**SHORT EXERCISE**: Print all of the entries exactly, minus the pictures.

**Data records**:
----

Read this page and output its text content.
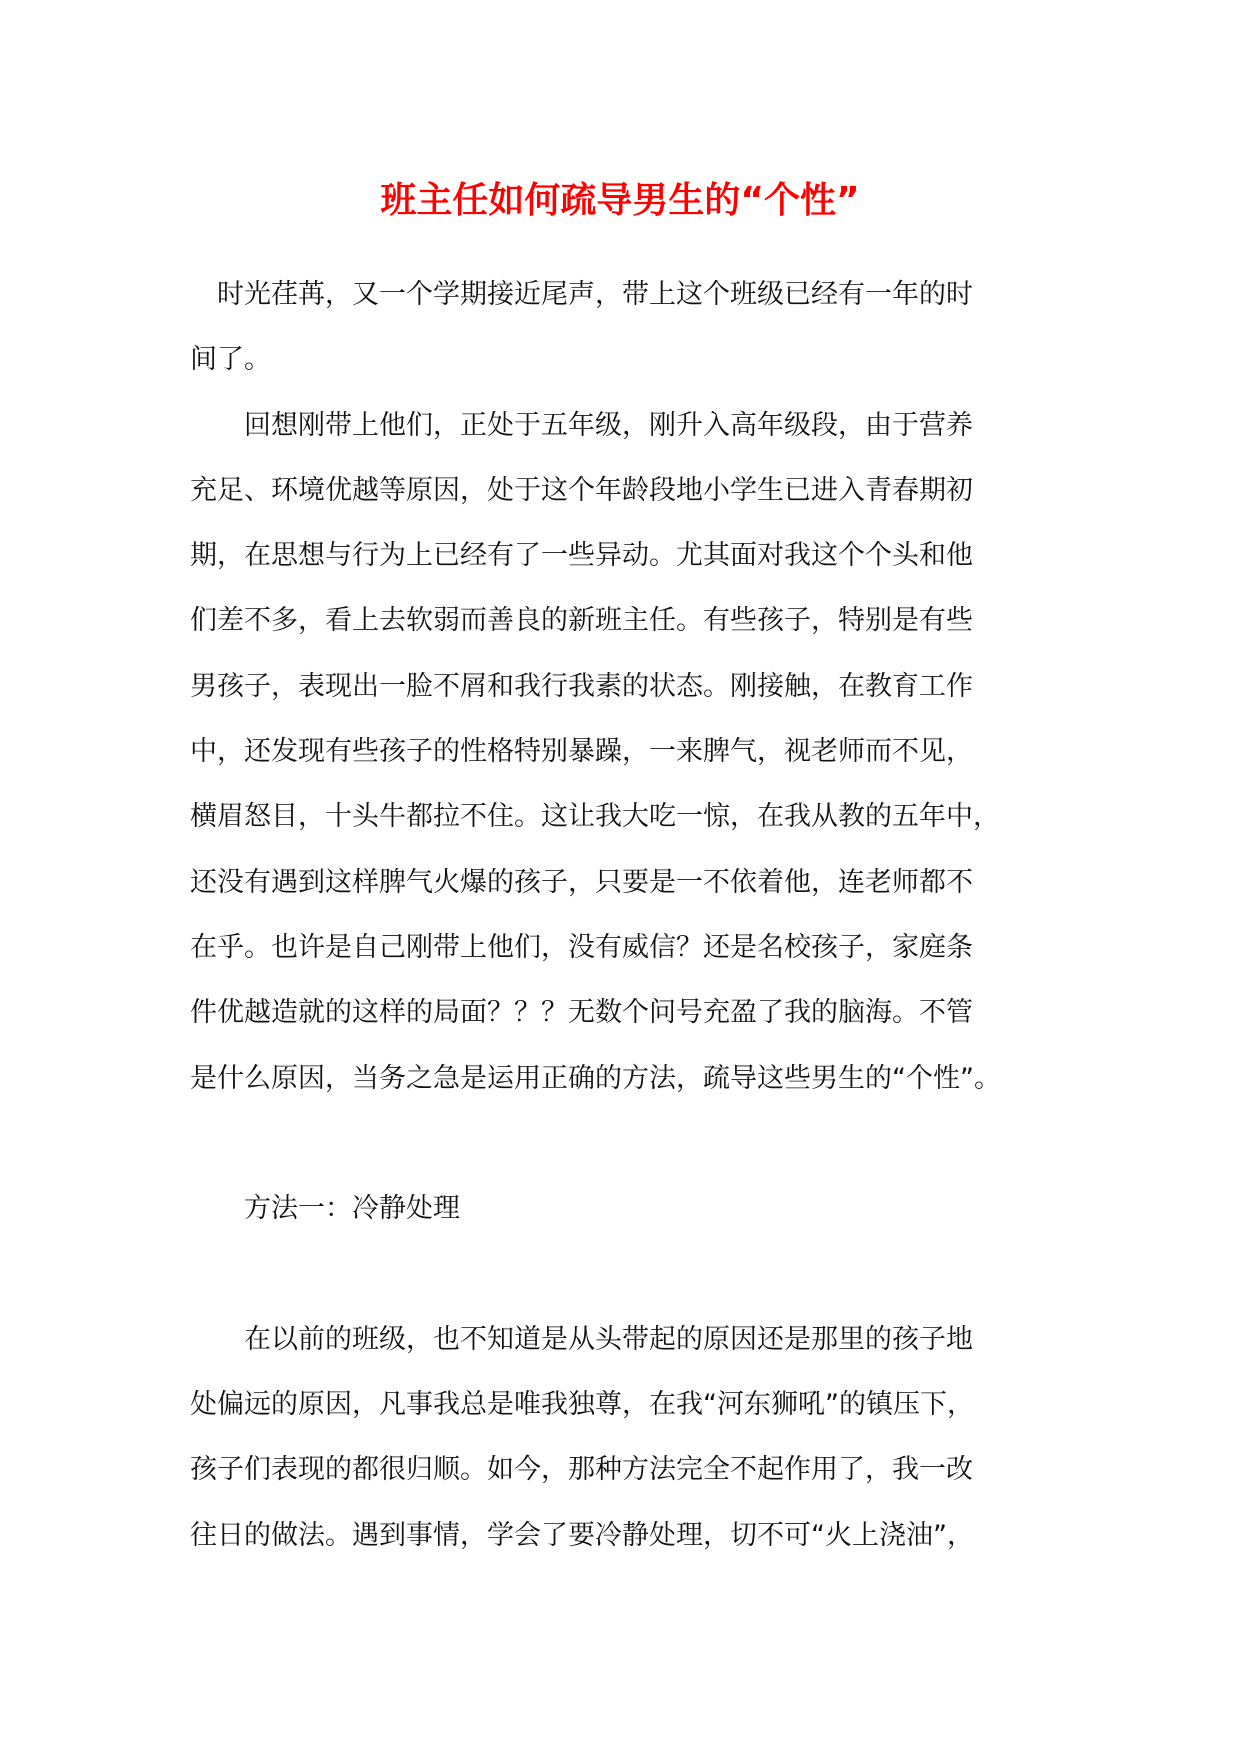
班主任如何疏导男生的“个性”
　时光荏苒，又一个学期接近尾声，带上这个班级已经有一年的时
间了。
　　回想刚带上他们，正处于五年级，刚升入高年级段，由于营养
充足、环境优越等原因，处于这个年龄段地小学生已进入青春期初
期，在思想与行为上已经有了一些异动。尤其面对我这个个头和他
们差不多，看上去软弱而善良的新班主任。有些孩子，特别是有些
男孩子，表现出一脸不屑和我行我素的状态。刚接触，在教育工作
中，还发现有些孩子的性格特别暴躁，一来脾气，视老师而不见，
横眉怒目，十头牛都拉不住。这让我大吃一惊，在我从教的五年中，
还没有遇到这样脾气火爆的孩子，只要是一不依着他，连老师都不
在乎。也许是自己刚带上他们，没有威信？还是名校孩子，家庭条
件优越造就的这样的局面？？？无数个问号充盈了我的脑海。不管
是什么原因，当务之急是运用正确的方法，疏导这些男生的“个性”。
　　方法一：冷静处理
　　在以前的班级，也不知道是从头带起的原因还是那里的孩子地
处偏远的原因，凡事我总是唯我独尊，在我“河东狮吼”的镇压下，
孩子们表现的都很归顺。如今，那种方法完全不起作用了，我一改
往日的做法。遇到事情，学会了要冷静处理，切不可“火上浇油”，
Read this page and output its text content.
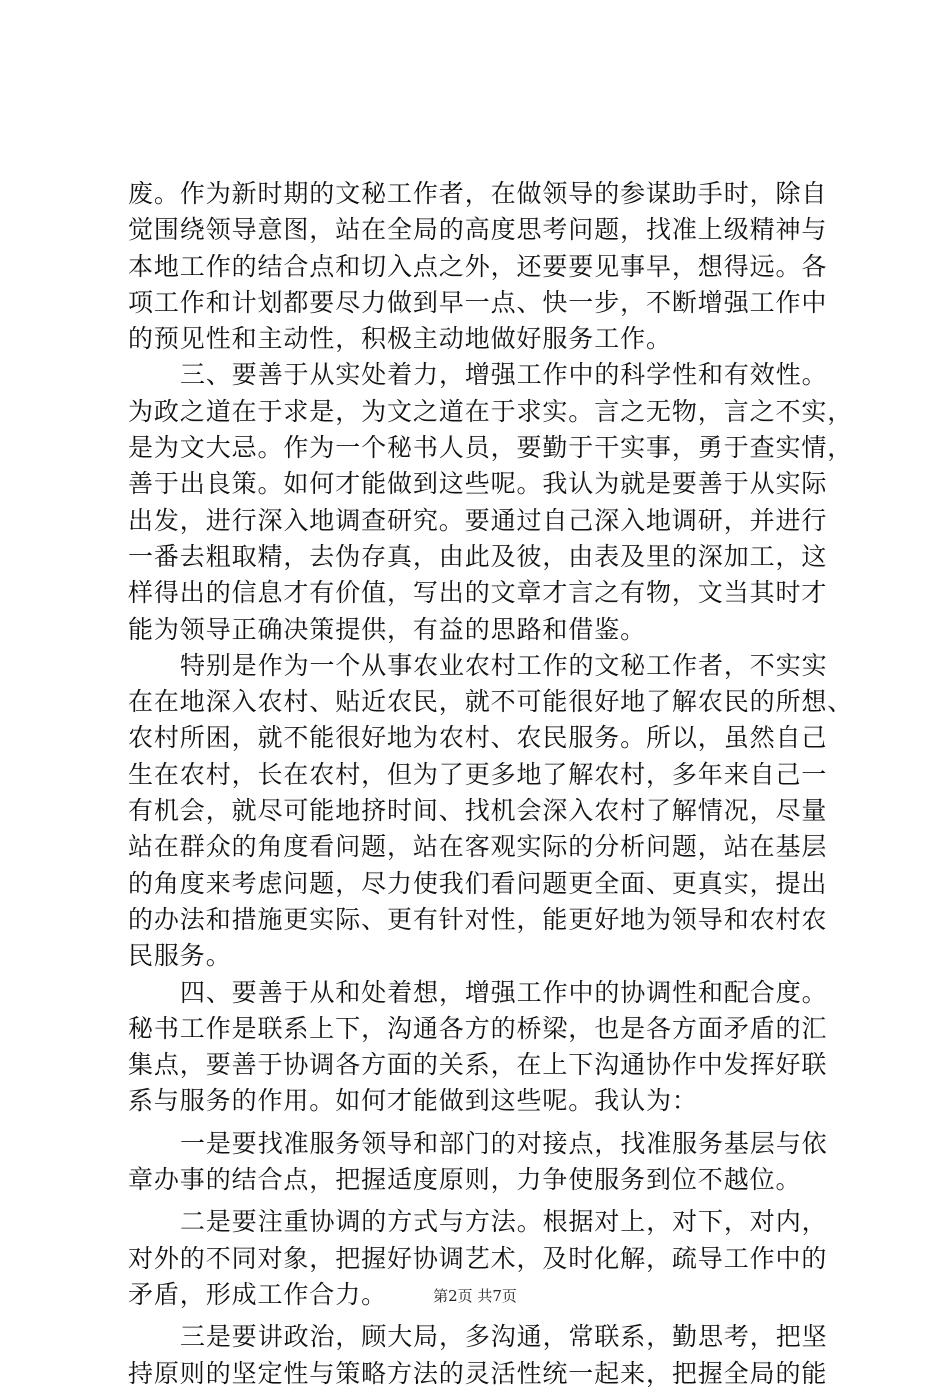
废。作为新时期的文秘工作者，在做领导的参谋助手时，除自
觉围绕领导意图，站在全局的高度思考问题，找准上级精神与
本地工作的结合点和切入点之外，还要要见事早，想得远。各
项工作和计划都要尽力做到早一点、快一步，不断增强工作中
的预见性和主动性，积极主动地做好服务工作。
三、要善于从实处着力，增强工作中的科学性和有效性。
为政之道在于求是，为文之道在于求实。言之无物，言之不实，
是为文大忌。作为一个秘书人员，要勤于干实事，勇于查实情，
善于出良策。如何才能做到这些呢。我认为就是要善于从实际
出发，进行深入地调查研究。要通过自己深入地调研，并进行
一番去粗取精，去伪存真，由此及彼，由表及里的深加工，这
样得出的信息才有价值，写出的文章才言之有物，文当其时才
能为领导正确决策提供，有益的思路和借鉴。
特别是作为一个从事农业农村工作的文秘工作者，不实实
在在地深入农村、贴近农民，就不可能很好地了解农民的所想、
农村所困，就不能很好地为农村、农民服务。所以，虽然自己
生在农村，长在农村，但为了更多地了解农村，多年来自己一
有机会，就尽可能地挤时间、找机会深入农村了解情况，尽量
站在群众的角度看问题，站在客观实际的分析问题，站在基层
的角度来考虑问题，尽力使我们看问题更全面、更真实，提出
的办法和措施更实际、更有针对性，能更好地为领导和农村农
民服务。
四、要善于从和处着想，增强工作中的协调性和配合度。
秘书工作是联系上下，沟通各方的桥梁，也是各方面矛盾的汇
集点，要善于协调各方面的关系，在上下沟通协作中发挥好联
系与服务的作用。如何才能做到这些呢。我认为：
一是要找准服务领导和部门的对接点，找准服务基层与依
章办事的结合点，把握适度原则，力争使服务到位不越位。
二是要注重协调的方式与方法。根据对上，对下，对内，
对外的不同对象，把握好协调艺术，及时化解，疏导工作中的
矛盾，形成工作合力。
三是要讲政治，顾大局，多沟通，常联系，勤思考，把坚
持原则的坚定性与策略方法的灵活性统一起来，把握全局的能
第2页 共7页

----

**OUTPUT**:
Read this page and output its text content.
班主任如何疏导男生的“个性”
　时光荏苒，又一个学期接近尾声，带上这个班级已经有一年的时
间了。
　　回想刚带上他们，正处于五年级，刚升入高年级段，由于营养
充足、环境优越等原因，处于这个年龄段地小学生已进入青春期初
期，在思想与行为上已经有了一些异动。尤其面对我这个个头和他
们差不多，看上去软弱而善良的新班主任。有些孩子，特别是有些
男孩子，表现出一脸不屑和我行我素的状态。刚接触，在教育工作
中，还发现有些孩子的性格特别暴躁，一来脾气，视老师而不见，
横眉怒目，十头牛都拉不住。这让我大吃一惊，在我从教的五年中，
还没有遇到这样脾气火爆的孩子，只要是一不依着他，连老师都不
在乎。也许是自己刚带上他们，没有威信？还是名校孩子，家庭条
件优越造就的这样的局面？？？无数个问号充盈了我的脑海。不管
是什么原因，当务之急是运用正确的方法，疏导这些男生的“个性”。
　　方法一：冷静处理
　　在以前的班级，也不知道是从头带起的原因还是那里的孩子地
处偏远的原因，凡事我总是唯我独尊，在我“河东狮吼”的镇压下，
孩子们表现的都很归顺。如今，那种方法完全不起作用了，我一改
往日的做法。遇到事情，学会了要冷静处理，切不可“火上浇油”，
Read this page and output its text content.
废。作为新时期的文秘工作者，在做领导的参谋助手时，除自
觉围绕领导意图，站在全局的高度思考问题，找准上级精神与
本地工作的结合点和切入点之外，还要要见事早，想得远。各
项工作和计划都要尽力做到早一点、快一步，不断增强工作中
的预见性和主动性，积极主动地做好服务工作。
三、要善于从实处着力，增强工作中的科学性和有效性。
为政之道在于求是，为文之道在于求实。言之无物，言之不实，
是为文大忌。作为一个秘书人员，要勤于干实事，勇于查实情，
善于出良策。如何才能做到这些呢。我认为就是要善于从实际
出发，进行深入地调查研究。要通过自己深入地调研，并进行
一番去粗取精，去伪存真，由此及彼，由表及里的深加工，这
样得出的信息才有价值，写出的文章才言之有物，文当其时才
能为领导正确决策提供，有益的思路和借鉴。
特别是作为一个从事农业农村工作的文秘工作者，不实实
在在地深入农村、贴近农民，就不可能很好地了解农民的所想、
农村所困，就不能很好地为农村、农民服务。所以，虽然自己
生在农村，长在农村，但为了更多地了解农村，多年来自己一
有机会，就尽可能地挤时间、找机会深入农村了解情况，尽量
站在群众的角度看问题，站在客观实际的分析问题，站在基层
的角度来考虑问题，尽力使我们看问题更全面、更真实，提出
的办法和措施更实际、更有针对性，能更好地为领导和农村农
民服务。
四、要善于从和处着想，增强工作中的协调性和配合度。
秘书工作是联系上下，沟通各方的桥梁，也是各方面矛盾的汇
集点，要善于协调各方面的关系，在上下沟通协作中发挥好联
系与服务的作用。如何才能做到这些呢。我认为：
一是要找准服务领导和部门的对接点，找准服务基层与依
章办事的结合点，把握适度原则，力争使服务到位不越位。
二是要注重协调的方式与方法。根据对上，对下，对内，
对外的不同对象，把握好协调艺术，及时化解，疏导工作中的
矛盾，形成工作合力。
三是要讲政治，顾大局，多沟通，常联系，勤思考，把坚
持原则的坚定性与策略方法的灵活性统一起来，把握全局的能
第2页 共7页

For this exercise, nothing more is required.